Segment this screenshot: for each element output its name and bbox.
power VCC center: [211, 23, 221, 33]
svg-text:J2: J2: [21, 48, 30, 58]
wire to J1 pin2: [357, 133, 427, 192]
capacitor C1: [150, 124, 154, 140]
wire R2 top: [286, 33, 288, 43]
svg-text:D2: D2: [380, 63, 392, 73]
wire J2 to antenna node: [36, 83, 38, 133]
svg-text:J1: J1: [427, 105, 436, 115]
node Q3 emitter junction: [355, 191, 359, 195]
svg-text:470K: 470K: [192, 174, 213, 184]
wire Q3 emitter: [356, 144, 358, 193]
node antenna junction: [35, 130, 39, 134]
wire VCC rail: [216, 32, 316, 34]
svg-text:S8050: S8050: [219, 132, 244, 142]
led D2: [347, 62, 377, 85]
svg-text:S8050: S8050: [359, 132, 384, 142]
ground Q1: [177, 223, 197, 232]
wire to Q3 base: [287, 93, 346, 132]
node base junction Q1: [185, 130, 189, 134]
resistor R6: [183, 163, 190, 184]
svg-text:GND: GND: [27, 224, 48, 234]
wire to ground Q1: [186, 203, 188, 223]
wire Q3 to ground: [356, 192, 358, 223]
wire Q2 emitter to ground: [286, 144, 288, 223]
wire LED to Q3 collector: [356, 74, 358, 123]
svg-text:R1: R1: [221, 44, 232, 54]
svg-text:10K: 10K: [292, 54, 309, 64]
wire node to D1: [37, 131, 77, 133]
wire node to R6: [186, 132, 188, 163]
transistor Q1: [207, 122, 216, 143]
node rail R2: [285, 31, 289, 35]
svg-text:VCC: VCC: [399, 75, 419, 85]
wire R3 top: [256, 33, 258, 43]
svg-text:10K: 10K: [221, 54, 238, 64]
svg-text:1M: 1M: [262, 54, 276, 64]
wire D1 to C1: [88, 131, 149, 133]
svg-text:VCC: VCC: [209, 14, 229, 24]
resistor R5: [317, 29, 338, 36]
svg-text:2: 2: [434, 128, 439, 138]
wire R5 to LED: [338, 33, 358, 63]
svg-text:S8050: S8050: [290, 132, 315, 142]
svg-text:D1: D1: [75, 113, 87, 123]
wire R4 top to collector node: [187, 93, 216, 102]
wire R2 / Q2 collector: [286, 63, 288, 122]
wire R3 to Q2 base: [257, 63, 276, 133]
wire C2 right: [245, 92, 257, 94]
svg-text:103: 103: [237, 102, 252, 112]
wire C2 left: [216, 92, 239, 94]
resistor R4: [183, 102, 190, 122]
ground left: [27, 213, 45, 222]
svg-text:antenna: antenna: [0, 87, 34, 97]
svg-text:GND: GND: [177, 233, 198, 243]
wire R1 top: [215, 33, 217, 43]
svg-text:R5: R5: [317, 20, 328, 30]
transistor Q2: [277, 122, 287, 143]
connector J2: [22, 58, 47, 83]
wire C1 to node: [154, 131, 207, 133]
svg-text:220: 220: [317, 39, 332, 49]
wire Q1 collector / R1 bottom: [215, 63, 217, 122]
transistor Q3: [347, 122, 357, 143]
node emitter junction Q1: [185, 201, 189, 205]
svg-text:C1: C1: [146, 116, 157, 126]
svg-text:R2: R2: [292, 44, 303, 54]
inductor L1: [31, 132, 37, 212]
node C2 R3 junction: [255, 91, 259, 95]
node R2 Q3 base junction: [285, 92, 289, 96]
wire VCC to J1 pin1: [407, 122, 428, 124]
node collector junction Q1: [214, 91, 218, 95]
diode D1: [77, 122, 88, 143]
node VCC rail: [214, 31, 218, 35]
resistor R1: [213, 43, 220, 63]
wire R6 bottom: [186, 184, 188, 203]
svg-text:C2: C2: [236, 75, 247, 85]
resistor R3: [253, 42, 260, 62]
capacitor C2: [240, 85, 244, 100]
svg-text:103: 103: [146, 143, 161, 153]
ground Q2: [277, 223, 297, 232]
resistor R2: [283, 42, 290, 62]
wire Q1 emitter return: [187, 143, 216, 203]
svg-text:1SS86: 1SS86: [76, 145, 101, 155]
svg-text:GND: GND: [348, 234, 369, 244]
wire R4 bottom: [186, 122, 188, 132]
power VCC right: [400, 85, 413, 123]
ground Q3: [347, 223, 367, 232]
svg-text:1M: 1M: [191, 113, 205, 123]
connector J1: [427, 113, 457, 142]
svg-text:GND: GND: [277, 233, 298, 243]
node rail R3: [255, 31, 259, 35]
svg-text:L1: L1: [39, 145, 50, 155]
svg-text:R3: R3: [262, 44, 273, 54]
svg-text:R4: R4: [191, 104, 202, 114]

▶ **PROBLEM TO WORK ON**: Render every line of the entries above as a JSON list of strings, one string per line, leaving out blank lines.

▶ **ANSWER IN FULL**:
[
  "Segment this screenshot: for each element output its name and bbox.",
  "power VCC center: [211, 23, 221, 33]",
  "svg-text:J2: J2: [21, 48, 30, 58]",
  "wire to J1 pin2: [357, 133, 427, 192]",
  "capacitor C1: [150, 124, 154, 140]",
  "wire R2 top: [286, 33, 288, 43]",
  "svg-text:D2: D2: [380, 63, 392, 73]",
  "wire J2 to antenna node: [36, 83, 38, 133]",
  "svg-text:J1: J1: [427, 105, 436, 115]",
  "node Q3 emitter junction: [355, 191, 359, 195]",
  "svg-text:470K: 470K: [192, 174, 213, 184]",
  "wire Q3 emitter: [356, 144, 358, 193]",
  "node antenna junction: [35, 130, 39, 134]",
  "wire VCC rail: [216, 32, 316, 34]",
  "svg-text:S8050: S8050: [219, 132, 244, 142]",
  "led D2: [347, 62, 377, 85]",
  "svg-text:S8050: S8050: [359, 132, 384, 142]",
  "ground Q1: [177, 223, 197, 232]",
  "wire to Q3 base: [287, 93, 346, 132]",
  "node base junction Q1: [185, 130, 189, 134]",
  "resistor R6: [183, 163, 190, 184]",
  "svg-text:GND: GND: [27, 224, 48, 234]",
  "wire to ground Q1: [186, 203, 188, 223]",
  "wire Q3 to ground: [356, 192, 358, 223]",
  "wire Q2 emitter to ground: [286, 144, 288, 223]",
  "wire LED to Q3 collector: [356, 74, 358, 123]",
  "svg-text:R1: R1: [221, 44, 232, 54]",
  "svg-text:10K: 10K: [292, 54, 309, 64]",
  "wire node to D1: [37, 131, 77, 133]",
  "wire node to R6: [186, 132, 188, 163]",
  "transistor Q1: [207, 122, 216, 143]",
  "node rail R2: [285, 31, 289, 35]",
  "svg-text:VCC: VCC: [399, 75, 419, 85]",
  "wire R3 top: [256, 33, 258, 43]",
  "svg-text:10K: 10K: [221, 54, 238, 64]",
  "svg-text:1M: 1M: [262, 54, 276, 64]",
  "wire D1 to C1: [88, 131, 149, 133]",
  "svg-text:VCC: VCC: [209, 14, 229, 24]",
  "resistor R5: [317, 29, 338, 36]",
  "svg-text:2: 2: [434, 128, 439, 138]",
  "wire R5 to LED: [338, 33, 358, 63]",
  "svg-text:S8050: S8050: [290, 132, 315, 142]",
  "svg-text:D1: D1: [75, 113, 87, 123]",
  "wire R4 top to collector node: [187, 93, 216, 102]",
  "wire R2 / Q2 collector: [286, 63, 288, 122]",
  "wire R3 to Q2 base: [257, 63, 276, 133]",
  "wire C2 right: [245, 92, 257, 94]",
  "svg-text:103: 103: [237, 102, 252, 112]",
  "wire C2 left: [216, 92, 239, 94]",
  "resistor R4: [183, 102, 190, 122]",
  "ground left: [27, 213, 45, 222]",
  "svg-text:antenna: antenna: [0, 87, 34, 97]",
  "svg-text:GND: GND: [177, 233, 198, 243]",
  "wire R1 top: [215, 33, 217, 43]",
  "svg-text:R5: R5: [317, 20, 328, 30]",
  "transistor Q2: [277, 122, 287, 143]",
  "connector J2: [22, 58, 47, 83]",
  "wire C1 to node: [154, 131, 207, 133]",
  "svg-text:220: 220: [317, 39, 332, 49]",
  "wire Q1 collector / R1 bottom: [215, 63, 217, 122]",
  "transistor Q3: [347, 122, 357, 143]",
  "node emitter junction Q1: [185, 201, 189, 205]",
  "svg-text:C1: C1: [146, 116, 157, 126]",
  "svg-text:R2: R2: [292, 44, 303, 54]",
  "inductor L1: [31, 132, 37, 212]",
  "node C2 R3 junction: [255, 91, 259, 95]",
  "node R2 Q3 base junction: [285, 92, 289, 96]",
  "wire VCC to J1 pin1: [407, 122, 428, 124]",
  "node collector junction Q1: [214, 91, 218, 95]",
  "diode D1: [77, 122, 88, 143]",
  "node VCC rail: [214, 31, 218, 35]",
  "resistor R1: [213, 43, 220, 63]",
  "wire R6 bottom: [186, 184, 188, 203]",
  "svg-text:C2: C2: [236, 75, 247, 85]",
  "resistor R3: [253, 42, 260, 62]",
  "capacitor C2: [240, 85, 244, 100]",
  "svg-text:103: 103: [146, 143, 161, 153]",
  "ground Q2: [277, 223, 297, 232]",
  "resistor R2: [283, 42, 290, 62]",
  "wire Q1 emitter return: [187, 143, 216, 203]",
  "svg-text:1SS86: 1SS86: [76, 145, 101, 155]",
  "svg-text:GND: GND: [348, 234, 369, 244]",
  "wire R4 bottom: [186, 122, 188, 132]",
  "power VCC right: [400, 85, 413, 123]",
  "ground Q3: [347, 223, 367, 232]",
  "svg-text:1M: 1M: [191, 113, 205, 123]",
  "connector J1: [427, 113, 457, 142]",
  "svg-text:GND: GND: [277, 233, 298, 243]",
  "node rail R3: [255, 31, 259, 35]",
  "svg-text:L1: L1: [39, 145, 50, 155]",
  "svg-text:R3: R3: [262, 44, 273, 54]",
  "svg-text:R4: R4: [191, 104, 202, 114]"
]